## Instruction
Copy every line of the material below word for word.
── Input
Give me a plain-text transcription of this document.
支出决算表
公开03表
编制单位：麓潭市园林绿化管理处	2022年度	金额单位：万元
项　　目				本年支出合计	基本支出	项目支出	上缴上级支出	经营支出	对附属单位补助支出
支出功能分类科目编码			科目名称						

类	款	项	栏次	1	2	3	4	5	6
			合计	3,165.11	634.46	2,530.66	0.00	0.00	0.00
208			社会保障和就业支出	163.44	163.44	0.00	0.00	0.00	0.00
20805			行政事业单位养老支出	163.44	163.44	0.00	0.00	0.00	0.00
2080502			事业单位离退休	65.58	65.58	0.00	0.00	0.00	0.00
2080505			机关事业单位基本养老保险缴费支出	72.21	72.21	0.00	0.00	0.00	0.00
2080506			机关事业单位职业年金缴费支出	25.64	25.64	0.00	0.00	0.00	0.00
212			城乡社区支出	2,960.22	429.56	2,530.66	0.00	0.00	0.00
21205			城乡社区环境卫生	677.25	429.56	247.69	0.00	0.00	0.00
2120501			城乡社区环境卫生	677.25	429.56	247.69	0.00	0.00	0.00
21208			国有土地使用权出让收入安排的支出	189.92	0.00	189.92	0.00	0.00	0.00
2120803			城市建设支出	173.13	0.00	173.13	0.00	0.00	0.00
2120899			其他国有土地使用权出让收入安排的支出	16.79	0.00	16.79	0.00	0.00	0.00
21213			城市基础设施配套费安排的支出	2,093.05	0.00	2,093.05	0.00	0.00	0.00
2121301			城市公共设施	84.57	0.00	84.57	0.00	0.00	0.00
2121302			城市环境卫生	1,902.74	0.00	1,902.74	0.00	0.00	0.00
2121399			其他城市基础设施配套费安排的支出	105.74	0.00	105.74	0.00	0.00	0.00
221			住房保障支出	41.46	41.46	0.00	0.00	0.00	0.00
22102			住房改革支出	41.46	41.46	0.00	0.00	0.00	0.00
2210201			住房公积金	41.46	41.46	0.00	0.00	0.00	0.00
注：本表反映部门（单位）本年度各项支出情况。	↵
────
## Task solution
Give me a plain-text transcription of this document.
支出决算表
公开03表
编制单位：麓潭市园林绿化管理处	2022年度	金额单位：万元
项　　目				本年支出合计	基本支出	项目支出	上缴上级支出	经营支出	对附属单位补助支出
支出功能分类科目编码			科目名称						

类	款	项	栏次	1	2	3	4	5	6
			合计	3,165.11	634.46	2,530.66	0.00	0.00	0.00
208			社会保障和就业支出	163.44	163.44	0.00	0.00	0.00	0.00
20805			行政事业单位养老支出	163.44	163.44	0.00	0.00	0.00	0.00
2080502			事业单位离退休	65.58	65.58	0.00	0.00	0.00	0.00
2080505			机关事业单位基本养老保险缴费支出	72.21	72.21	0.00	0.00	0.00	0.00
2080506			机关事业单位职业年金缴费支出	25.64	25.64	0.00	0.00	0.00	0.00
212			城乡社区支出	2,960.22	429.56	2,530.66	0.00	0.00	0.00
21205			城乡社区环境卫生	677.25	429.56	247.69	0.00	0.00	0.00
2120501			城乡社区环境卫生	677.25	429.56	247.69	0.00	0.00	0.00
21208			国有土地使用权出让收入安排的支出	189.92	0.00	189.92	0.00	0.00	0.00
2120803			城市建设支出	173.13	0.00	173.13	0.00	0.00	0.00
2120899			其他国有土地使用权出让收入安排的支出	16.79	0.00	16.79	0.00	0.00	0.00
21213			城市基础设施配套费安排的支出	2,093.05	0.00	2,093.05	0.00	0.00	0.00
2121301			城市公共设施	84.57	0.00	84.57	0.00	0.00	0.00
2121302			城市环境卫生	1,902.74	0.00	1,902.74	0.00	0.00	0.00
2121399			其他城市基础设施配套费安排的支出	105.74	0.00	105.74	0.00	0.00	0.00
221			住房保障支出	41.46	41.46	0.00	0.00	0.00	0.00
22102			住房改革支出	41.46	41.46	0.00	0.00	0.00	0.00
2210201			住房公积金	41.46	41.46	0.00	0.00	0.00	0.00
注：本表反映部门（单位）本年度各项支出情况。	↵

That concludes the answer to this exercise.